Go through the entries below and write each one out exactly.

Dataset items
## start

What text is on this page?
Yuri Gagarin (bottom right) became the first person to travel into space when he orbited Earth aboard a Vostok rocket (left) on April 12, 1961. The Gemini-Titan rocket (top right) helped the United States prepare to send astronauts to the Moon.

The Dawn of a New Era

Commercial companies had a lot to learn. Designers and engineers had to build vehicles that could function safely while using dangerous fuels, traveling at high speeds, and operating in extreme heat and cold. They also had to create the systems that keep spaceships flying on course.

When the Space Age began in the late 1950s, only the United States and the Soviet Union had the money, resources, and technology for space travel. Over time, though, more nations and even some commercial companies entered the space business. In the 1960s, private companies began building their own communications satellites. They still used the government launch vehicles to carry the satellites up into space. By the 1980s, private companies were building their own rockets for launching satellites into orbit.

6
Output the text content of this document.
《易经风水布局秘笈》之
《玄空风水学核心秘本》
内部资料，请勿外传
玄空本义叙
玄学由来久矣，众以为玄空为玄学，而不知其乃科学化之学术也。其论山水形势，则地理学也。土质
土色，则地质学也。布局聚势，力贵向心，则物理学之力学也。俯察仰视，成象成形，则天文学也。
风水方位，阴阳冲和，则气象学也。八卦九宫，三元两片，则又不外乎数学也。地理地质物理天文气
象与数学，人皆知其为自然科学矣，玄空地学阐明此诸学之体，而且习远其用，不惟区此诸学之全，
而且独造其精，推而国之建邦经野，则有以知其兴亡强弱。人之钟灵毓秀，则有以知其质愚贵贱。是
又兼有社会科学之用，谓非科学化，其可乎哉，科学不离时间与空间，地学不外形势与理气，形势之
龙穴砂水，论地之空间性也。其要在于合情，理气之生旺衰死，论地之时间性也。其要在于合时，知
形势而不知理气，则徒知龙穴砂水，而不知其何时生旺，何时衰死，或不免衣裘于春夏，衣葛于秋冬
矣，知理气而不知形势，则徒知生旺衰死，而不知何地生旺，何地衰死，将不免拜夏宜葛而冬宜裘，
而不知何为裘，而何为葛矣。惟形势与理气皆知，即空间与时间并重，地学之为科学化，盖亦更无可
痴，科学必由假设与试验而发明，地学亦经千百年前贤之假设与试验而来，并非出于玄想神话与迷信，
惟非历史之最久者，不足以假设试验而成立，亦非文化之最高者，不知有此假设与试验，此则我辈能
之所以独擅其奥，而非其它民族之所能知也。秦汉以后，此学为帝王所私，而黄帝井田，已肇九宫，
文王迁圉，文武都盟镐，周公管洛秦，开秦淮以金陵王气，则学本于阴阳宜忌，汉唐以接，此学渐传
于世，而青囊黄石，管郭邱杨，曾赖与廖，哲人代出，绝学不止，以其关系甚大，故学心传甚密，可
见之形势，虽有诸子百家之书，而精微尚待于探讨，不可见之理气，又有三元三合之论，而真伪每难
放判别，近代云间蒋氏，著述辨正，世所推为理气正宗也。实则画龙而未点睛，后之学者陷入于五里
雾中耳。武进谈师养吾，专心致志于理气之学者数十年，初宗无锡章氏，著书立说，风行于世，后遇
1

## end

EXERCISE RESPONSE:
What text is on this page?
Yuri Gagarin (bottom right) became the first person to travel into space when he orbited Earth aboard a Vostok rocket (left) on April 12, 1961. The Gemini-Titan rocket (top right) helped the United States prepare to send astronauts to the Moon.

The Dawn of a New Era

Commercial companies had a lot to learn. Designers and engineers had to build vehicles that could function safely while using dangerous fuels, traveling at high speeds, and operating in extreme heat and cold. They also had to create the systems that keep spaceships flying on course.

When the Space Age began in the late 1950s, only the United States and the Soviet Union had the money, resources, and technology for space travel. Over time, though, more nations and even some commercial companies entered the space business. In the 1960s, private companies began building their own communications satellites. They still used the government launch vehicles to carry the satellites up into space. By the 1980s, private companies were building their own rockets for launching satellites into orbit.

6
Output the text content of this document.
《易经风水布局秘笈》之
《玄空风水学核心秘本》
内部资料，请勿外传
玄空本义叙
玄学由来久矣，众以为玄空为玄学，而不知其乃科学化之学术也。其论山水形势，则地理学也。土质
土色，则地质学也。布局聚势，力贵向心，则物理学之力学也。俯察仰视，成象成形，则天文学也。
风水方位，阴阳冲和，则气象学也。八卦九宫，三元两片，则又不外乎数学也。地理地质物理天文气
象与数学，人皆知其为自然科学矣，玄空地学阐明此诸学之体，而且习远其用，不惟区此诸学之全，
而且独造其精，推而国之建邦经野，则有以知其兴亡强弱。人之钟灵毓秀，则有以知其质愚贵贱。是
又兼有社会科学之用，谓非科学化，其可乎哉，科学不离时间与空间，地学不外形势与理气，形势之
龙穴砂水，论地之空间性也。其要在于合情，理气之生旺衰死，论地之时间性也。其要在于合时，知
形势而不知理气，则徒知龙穴砂水，而不知其何时生旺，何时衰死，或不免衣裘于春夏，衣葛于秋冬
矣，知理气而不知形势，则徒知生旺衰死，而不知何地生旺，何地衰死，将不免拜夏宜葛而冬宜裘，
而不知何为裘，而何为葛矣。惟形势与理气皆知，即空间与时间并重，地学之为科学化，盖亦更无可
痴，科学必由假设与试验而发明，地学亦经千百年前贤之假设与试验而来，并非出于玄想神话与迷信，
惟非历史之最久者，不足以假设试验而成立，亦非文化之最高者，不知有此假设与试验，此则我辈能
之所以独擅其奥，而非其它民族之所能知也。秦汉以后，此学为帝王所私，而黄帝井田，已肇九宫，
文王迁圉，文武都盟镐，周公管洛秦，开秦淮以金陵王气，则学本于阴阳宜忌，汉唐以接，此学渐传
于世，而青囊黄石，管郭邱杨，曾赖与廖，哲人代出，绝学不止，以其关系甚大，故学心传甚密，可
见之形势，虽有诸子百家之书，而精微尚待于探讨，不可见之理气，又有三元三合之论，而真伪每难
放判别，近代云间蒋氏，著述辨正，世所推为理气正宗也。实则画龙而未点睛，后之学者陷入于五里
雾中耳。武进谈师养吾，专心致志于理气之学者数十年，初宗无锡章氏，著书立说，风行于世，后遇
1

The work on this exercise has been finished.